** WRITTEN TASK **
The records are to be restated in their entirety, word for word.

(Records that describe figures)
╭──

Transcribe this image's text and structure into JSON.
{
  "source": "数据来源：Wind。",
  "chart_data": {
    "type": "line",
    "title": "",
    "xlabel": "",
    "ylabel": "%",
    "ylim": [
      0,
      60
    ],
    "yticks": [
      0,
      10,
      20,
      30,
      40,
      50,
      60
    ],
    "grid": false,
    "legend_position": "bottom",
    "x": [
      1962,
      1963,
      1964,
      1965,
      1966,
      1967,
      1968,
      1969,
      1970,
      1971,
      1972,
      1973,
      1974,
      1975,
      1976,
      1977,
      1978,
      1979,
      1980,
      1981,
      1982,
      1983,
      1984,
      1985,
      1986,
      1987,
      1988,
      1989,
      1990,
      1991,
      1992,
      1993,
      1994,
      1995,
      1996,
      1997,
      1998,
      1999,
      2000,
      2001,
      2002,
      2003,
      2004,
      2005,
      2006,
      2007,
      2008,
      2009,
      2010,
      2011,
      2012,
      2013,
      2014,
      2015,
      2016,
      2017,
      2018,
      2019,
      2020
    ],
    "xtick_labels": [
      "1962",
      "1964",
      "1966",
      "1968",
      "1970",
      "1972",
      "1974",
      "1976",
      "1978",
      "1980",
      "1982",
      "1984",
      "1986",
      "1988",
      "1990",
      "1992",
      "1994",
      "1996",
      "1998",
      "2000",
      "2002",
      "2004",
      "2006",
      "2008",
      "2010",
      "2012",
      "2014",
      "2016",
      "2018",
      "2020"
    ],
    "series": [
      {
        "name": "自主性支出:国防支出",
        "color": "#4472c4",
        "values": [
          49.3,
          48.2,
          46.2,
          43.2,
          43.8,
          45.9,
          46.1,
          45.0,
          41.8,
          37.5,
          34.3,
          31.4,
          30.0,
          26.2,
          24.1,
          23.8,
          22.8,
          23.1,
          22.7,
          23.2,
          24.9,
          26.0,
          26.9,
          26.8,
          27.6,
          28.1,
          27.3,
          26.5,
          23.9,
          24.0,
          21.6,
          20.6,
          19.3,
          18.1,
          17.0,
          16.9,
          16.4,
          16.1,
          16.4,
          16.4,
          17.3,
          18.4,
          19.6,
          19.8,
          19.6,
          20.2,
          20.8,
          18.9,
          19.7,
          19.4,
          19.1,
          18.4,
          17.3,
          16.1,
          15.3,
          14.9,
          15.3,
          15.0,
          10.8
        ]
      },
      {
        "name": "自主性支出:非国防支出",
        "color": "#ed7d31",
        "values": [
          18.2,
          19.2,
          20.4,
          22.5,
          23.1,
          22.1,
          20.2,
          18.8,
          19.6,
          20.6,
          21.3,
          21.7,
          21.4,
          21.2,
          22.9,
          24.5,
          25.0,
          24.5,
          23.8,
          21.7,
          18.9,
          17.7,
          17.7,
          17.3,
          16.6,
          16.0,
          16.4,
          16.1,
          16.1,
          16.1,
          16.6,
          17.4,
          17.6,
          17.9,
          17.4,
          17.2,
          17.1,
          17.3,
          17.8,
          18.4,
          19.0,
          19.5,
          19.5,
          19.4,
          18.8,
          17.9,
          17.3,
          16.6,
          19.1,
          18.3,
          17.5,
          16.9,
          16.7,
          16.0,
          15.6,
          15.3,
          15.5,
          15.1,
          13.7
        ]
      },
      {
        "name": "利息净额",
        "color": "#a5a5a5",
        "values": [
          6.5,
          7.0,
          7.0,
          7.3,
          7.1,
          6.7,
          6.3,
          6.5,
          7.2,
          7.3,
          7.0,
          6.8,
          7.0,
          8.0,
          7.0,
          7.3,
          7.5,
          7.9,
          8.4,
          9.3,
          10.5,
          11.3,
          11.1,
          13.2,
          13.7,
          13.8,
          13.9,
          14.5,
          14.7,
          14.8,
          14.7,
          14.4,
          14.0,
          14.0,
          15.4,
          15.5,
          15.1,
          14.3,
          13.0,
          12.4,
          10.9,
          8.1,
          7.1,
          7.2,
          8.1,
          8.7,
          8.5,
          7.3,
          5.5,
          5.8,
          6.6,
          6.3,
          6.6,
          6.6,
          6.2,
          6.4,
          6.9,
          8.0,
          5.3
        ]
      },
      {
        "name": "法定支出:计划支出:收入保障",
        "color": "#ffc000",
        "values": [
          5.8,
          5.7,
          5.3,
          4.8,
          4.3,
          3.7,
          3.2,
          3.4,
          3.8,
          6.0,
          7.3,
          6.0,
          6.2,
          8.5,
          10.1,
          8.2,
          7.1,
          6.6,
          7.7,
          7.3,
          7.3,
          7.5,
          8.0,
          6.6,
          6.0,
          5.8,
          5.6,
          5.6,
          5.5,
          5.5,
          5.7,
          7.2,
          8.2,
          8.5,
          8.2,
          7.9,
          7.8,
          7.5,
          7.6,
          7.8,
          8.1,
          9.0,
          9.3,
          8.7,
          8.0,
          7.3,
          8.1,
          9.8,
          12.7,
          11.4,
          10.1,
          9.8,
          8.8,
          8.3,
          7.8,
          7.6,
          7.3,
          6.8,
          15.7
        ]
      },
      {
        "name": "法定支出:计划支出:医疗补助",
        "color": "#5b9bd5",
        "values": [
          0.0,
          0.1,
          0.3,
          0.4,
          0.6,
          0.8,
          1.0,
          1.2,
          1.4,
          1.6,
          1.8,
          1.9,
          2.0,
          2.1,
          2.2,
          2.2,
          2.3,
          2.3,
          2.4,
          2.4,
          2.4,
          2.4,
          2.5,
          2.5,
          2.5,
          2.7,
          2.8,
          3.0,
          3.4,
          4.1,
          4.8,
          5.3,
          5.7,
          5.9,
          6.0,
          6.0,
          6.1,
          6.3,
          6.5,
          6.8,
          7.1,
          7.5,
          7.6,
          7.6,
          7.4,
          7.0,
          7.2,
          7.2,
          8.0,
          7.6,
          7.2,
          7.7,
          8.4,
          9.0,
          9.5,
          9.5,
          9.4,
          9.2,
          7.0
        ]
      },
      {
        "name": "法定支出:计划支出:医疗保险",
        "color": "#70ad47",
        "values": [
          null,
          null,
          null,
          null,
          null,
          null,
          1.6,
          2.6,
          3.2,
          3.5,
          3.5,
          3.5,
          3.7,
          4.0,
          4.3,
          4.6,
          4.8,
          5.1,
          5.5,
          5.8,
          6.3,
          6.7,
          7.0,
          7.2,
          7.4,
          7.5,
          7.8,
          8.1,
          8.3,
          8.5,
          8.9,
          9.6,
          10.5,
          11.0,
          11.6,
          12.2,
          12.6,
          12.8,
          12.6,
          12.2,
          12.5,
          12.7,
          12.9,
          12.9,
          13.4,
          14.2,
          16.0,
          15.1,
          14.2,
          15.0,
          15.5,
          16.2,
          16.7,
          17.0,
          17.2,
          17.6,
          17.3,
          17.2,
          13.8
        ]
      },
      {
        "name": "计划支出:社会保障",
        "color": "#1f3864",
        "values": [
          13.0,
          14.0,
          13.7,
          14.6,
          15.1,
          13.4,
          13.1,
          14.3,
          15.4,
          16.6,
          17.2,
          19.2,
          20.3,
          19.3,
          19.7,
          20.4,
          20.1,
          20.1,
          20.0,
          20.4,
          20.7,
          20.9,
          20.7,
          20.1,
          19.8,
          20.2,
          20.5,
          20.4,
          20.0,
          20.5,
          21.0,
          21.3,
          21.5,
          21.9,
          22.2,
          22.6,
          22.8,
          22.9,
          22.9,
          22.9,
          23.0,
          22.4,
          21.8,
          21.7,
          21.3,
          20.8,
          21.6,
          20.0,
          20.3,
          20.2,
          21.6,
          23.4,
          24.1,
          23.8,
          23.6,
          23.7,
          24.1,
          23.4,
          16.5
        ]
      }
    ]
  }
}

╰──

** RESULT BELOW **
Transcribe this image's text and structure into JSON.
{
  "source": "数据来源：Wind。",
  "chart_data": {
    "type": "line",
    "title": "",
    "xlabel": "",
    "ylabel": "%",
    "ylim": [
      0,
      60
    ],
    "yticks": [
      0,
      10,
      20,
      30,
      40,
      50,
      60
    ],
    "grid": false,
    "legend_position": "bottom",
    "x": [
      1962,
      1963,
      1964,
      1965,
      1966,
      1967,
      1968,
      1969,
      1970,
      1971,
      1972,
      1973,
      1974,
      1975,
      1976,
      1977,
      1978,
      1979,
      1980,
      1981,
      1982,
      1983,
      1984,
      1985,
      1986,
      1987,
      1988,
      1989,
      1990,
      1991,
      1992,
      1993,
      1994,
      1995,
      1996,
      1997,
      1998,
      1999,
      2000,
      2001,
      2002,
      2003,
      2004,
      2005,
      2006,
      2007,
      2008,
      2009,
      2010,
      2011,
      2012,
      2013,
      2014,
      2015,
      2016,
      2017,
      2018,
      2019,
      2020
    ],
    "xtick_labels": [
      "1962",
      "1964",
      "1966",
      "1968",
      "1970",
      "1972",
      "1974",
      "1976",
      "1978",
      "1980",
      "1982",
      "1984",
      "1986",
      "1988",
      "1990",
      "1992",
      "1994",
      "1996",
      "1998",
      "2000",
      "2002",
      "2004",
      "2006",
      "2008",
      "2010",
      "2012",
      "2014",
      "2016",
      "2018",
      "2020"
    ],
    "series": [
      {
        "name": "自主性支出:国防支出",
        "color": "#4472c4",
        "values": [
          49.3,
          48.2,
          46.2,
          43.2,
          43.8,
          45.9,
          46.1,
          45.0,
          41.8,
          37.5,
          34.3,
          31.4,
          30.0,
          26.2,
          24.1,
          23.8,
          22.8,
          23.1,
          22.7,
          23.2,
          24.9,
          26.0,
          26.9,
          26.8,
          27.6,
          28.1,
          27.3,
          26.5,
          23.9,
          24.0,
          21.6,
          20.6,
          19.3,
          18.1,
          17.0,
          16.9,
          16.4,
          16.1,
          16.4,
          16.4,
          17.3,
          18.4,
          19.6,
          19.8,
          19.6,
          20.2,
          20.8,
          18.9,
          19.7,
          19.4,
          19.1,
          18.4,
          17.3,
          16.1,
          15.3,
          14.9,
          15.3,
          15.0,
          10.8
        ]
      },
      {
        "name": "自主性支出:非国防支出",
        "color": "#ed7d31",
        "values": [
          18.2,
          19.2,
          20.4,
          22.5,
          23.1,
          22.1,
          20.2,
          18.8,
          19.6,
          20.6,
          21.3,
          21.7,
          21.4,
          21.2,
          22.9,
          24.5,
          25.0,
          24.5,
          23.8,
          21.7,
          18.9,
          17.7,
          17.7,
          17.3,
          16.6,
          16.0,
          16.4,
          16.1,
          16.1,
          16.1,
          16.6,
          17.4,
          17.6,
          17.9,
          17.4,
          17.2,
          17.1,
          17.3,
          17.8,
          18.4,
          19.0,
          19.5,
          19.5,
          19.4,
          18.8,
          17.9,
          17.3,
          16.6,
          19.1,
          18.3,
          17.5,
          16.9,
          16.7,
          16.0,
          15.6,
          15.3,
          15.5,
          15.1,
          13.7
        ]
      },
      {
        "name": "利息净额",
        "color": "#a5a5a5",
        "values": [
          6.5,
          7.0,
          7.0,
          7.3,
          7.1,
          6.7,
          6.3,
          6.5,
          7.2,
          7.3,
          7.0,
          6.8,
          7.0,
          8.0,
          7.0,
          7.3,
          7.5,
          7.9,
          8.4,
          9.3,
          10.5,
          11.3,
          11.1,
          13.2,
          13.7,
          13.8,
          13.9,
          14.5,
          14.7,
          14.8,
          14.7,
          14.4,
          14.0,
          14.0,
          15.4,
          15.5,
          15.1,
          14.3,
          13.0,
          12.4,
          10.9,
          8.1,
          7.1,
          7.2,
          8.1,
          8.7,
          8.5,
          7.3,
          5.5,
          5.8,
          6.6,
          6.3,
          6.6,
          6.6,
          6.2,
          6.4,
          6.9,
          8.0,
          5.3
        ]
      },
      {
        "name": "法定支出:计划支出:收入保障",
        "color": "#ffc000",
        "values": [
          5.8,
          5.7,
          5.3,
          4.8,
          4.3,
          3.7,
          3.2,
          3.4,
          3.8,
          6.0,
          7.3,
          6.0,
          6.2,
          8.5,
          10.1,
          8.2,
          7.1,
          6.6,
          7.7,
          7.3,
          7.3,
          7.5,
          8.0,
          6.6,
          6.0,
          5.8,
          5.6,
          5.6,
          5.5,
          5.5,
          5.7,
          7.2,
          8.2,
          8.5,
          8.2,
          7.9,
          7.8,
          7.5,
          7.6,
          7.8,
          8.1,
          9.0,
          9.3,
          8.7,
          8.0,
          7.3,
          8.1,
          9.8,
          12.7,
          11.4,
          10.1,
          9.8,
          8.8,
          8.3,
          7.8,
          7.6,
          7.3,
          6.8,
          15.7
        ]
      },
      {
        "name": "法定支出:计划支出:医疗补助",
        "color": "#5b9bd5",
        "values": [
          0.0,
          0.1,
          0.3,
          0.4,
          0.6,
          0.8,
          1.0,
          1.2,
          1.4,
          1.6,
          1.8,
          1.9,
          2.0,
          2.1,
          2.2,
          2.2,
          2.3,
          2.3,
          2.4,
          2.4,
          2.4,
          2.4,
          2.5,
          2.5,
          2.5,
          2.7,
          2.8,
          3.0,
          3.4,
          4.1,
          4.8,
          5.3,
          5.7,
          5.9,
          6.0,
          6.0,
          6.1,
          6.3,
          6.5,
          6.8,
          7.1,
          7.5,
          7.6,
          7.6,
          7.4,
          7.0,
          7.2,
          7.2,
          8.0,
          7.6,
          7.2,
          7.7,
          8.4,
          9.0,
          9.5,
          9.5,
          9.4,
          9.2,
          7.0
        ]
      },
      {
        "name": "法定支出:计划支出:医疗保险",
        "color": "#70ad47",
        "values": [
          null,
          null,
          null,
          null,
          null,
          null,
          1.6,
          2.6,
          3.2,
          3.5,
          3.5,
          3.5,
          3.7,
          4.0,
          4.3,
          4.6,
          4.8,
          5.1,
          5.5,
          5.8,
          6.3,
          6.7,
          7.0,
          7.2,
          7.4,
          7.5,
          7.8,
          8.1,
          8.3,
          8.5,
          8.9,
          9.6,
          10.5,
          11.0,
          11.6,
          12.2,
          12.6,
          12.8,
          12.6,
          12.2,
          12.5,
          12.7,
          12.9,
          12.9,
          13.4,
          14.2,
          16.0,
          15.1,
          14.2,
          15.0,
          15.5,
          16.2,
          16.7,
          17.0,
          17.2,
          17.6,
          17.3,
          17.2,
          13.8
        ]
      },
      {
        "name": "计划支出:社会保障",
        "color": "#1f3864",
        "values": [
          13.0,
          14.0,
          13.7,
          14.6,
          15.1,
          13.4,
          13.1,
          14.3,
          15.4,
          16.6,
          17.2,
          19.2,
          20.3,
          19.3,
          19.7,
          20.4,
          20.1,
          20.1,
          20.0,
          20.4,
          20.7,
          20.9,
          20.7,
          20.1,
          19.8,
          20.2,
          20.5,
          20.4,
          20.0,
          20.5,
          21.0,
          21.3,
          21.5,
          21.9,
          22.2,
          22.6,
          22.8,
          22.9,
          22.9,
          22.9,
          23.0,
          22.4,
          21.8,
          21.7,
          21.3,
          20.8,
          21.6,
          20.0,
          20.3,
          20.2,
          21.6,
          23.4,
          24.1,
          23.8,
          23.6,
          23.7,
          24.1,
          23.4,
          16.5
        ]
      }
    ]
  }
}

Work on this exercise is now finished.